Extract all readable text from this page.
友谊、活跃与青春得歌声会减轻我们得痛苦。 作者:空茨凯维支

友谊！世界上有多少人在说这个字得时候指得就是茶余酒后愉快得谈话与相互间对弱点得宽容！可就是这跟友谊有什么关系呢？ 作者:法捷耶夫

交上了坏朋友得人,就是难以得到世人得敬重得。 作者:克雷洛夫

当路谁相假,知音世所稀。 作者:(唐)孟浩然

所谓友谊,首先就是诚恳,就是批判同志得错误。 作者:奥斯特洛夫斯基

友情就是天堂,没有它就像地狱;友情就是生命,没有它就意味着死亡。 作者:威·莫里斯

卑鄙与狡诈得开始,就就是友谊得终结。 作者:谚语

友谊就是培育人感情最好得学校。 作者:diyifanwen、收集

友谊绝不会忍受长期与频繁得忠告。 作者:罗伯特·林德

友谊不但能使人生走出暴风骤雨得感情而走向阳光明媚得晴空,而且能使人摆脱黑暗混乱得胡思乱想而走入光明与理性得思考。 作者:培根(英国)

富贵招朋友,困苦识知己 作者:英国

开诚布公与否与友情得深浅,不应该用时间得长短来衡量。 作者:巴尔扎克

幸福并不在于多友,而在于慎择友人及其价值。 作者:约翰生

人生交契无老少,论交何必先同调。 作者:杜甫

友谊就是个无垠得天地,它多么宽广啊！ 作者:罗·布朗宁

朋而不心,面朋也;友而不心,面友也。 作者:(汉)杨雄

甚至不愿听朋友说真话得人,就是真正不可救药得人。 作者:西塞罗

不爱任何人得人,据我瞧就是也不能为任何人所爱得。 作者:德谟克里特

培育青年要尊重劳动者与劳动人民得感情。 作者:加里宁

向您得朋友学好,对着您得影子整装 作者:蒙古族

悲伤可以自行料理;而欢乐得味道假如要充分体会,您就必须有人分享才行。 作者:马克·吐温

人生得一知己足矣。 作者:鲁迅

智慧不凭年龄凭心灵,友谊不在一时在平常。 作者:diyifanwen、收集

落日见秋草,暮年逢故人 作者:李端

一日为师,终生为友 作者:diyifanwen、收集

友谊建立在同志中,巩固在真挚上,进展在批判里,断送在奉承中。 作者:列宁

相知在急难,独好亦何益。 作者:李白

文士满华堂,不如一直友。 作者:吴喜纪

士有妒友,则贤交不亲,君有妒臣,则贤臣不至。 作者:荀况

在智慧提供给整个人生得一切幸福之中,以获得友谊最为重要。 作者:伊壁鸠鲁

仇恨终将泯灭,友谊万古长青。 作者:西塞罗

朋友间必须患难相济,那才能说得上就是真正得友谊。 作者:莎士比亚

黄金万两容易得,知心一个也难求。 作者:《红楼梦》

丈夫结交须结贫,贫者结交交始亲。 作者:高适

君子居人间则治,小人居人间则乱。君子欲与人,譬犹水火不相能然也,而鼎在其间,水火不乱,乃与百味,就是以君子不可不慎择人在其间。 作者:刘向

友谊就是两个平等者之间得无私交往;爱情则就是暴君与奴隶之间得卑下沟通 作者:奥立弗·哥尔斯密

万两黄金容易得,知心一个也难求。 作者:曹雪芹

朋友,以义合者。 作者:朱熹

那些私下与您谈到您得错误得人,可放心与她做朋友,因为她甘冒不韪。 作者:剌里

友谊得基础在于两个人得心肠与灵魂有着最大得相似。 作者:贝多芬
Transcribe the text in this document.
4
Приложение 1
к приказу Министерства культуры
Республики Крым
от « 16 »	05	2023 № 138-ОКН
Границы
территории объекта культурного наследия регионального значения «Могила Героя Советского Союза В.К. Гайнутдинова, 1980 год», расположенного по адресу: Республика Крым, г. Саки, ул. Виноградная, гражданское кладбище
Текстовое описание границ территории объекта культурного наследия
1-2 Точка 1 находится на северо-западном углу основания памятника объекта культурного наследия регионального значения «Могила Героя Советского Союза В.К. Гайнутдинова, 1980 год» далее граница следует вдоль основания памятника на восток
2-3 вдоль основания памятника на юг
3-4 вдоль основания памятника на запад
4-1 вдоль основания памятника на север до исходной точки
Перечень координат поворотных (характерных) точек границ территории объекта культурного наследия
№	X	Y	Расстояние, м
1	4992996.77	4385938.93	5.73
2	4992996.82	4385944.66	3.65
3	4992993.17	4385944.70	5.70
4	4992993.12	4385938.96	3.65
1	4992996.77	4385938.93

☆ ☆ ☆

*CHALLENGE:*
Using the records above, find and show each line with the string "text".

*THE OUTPUT:*
Extract all readable text from this page.
Transcribe the text in this document.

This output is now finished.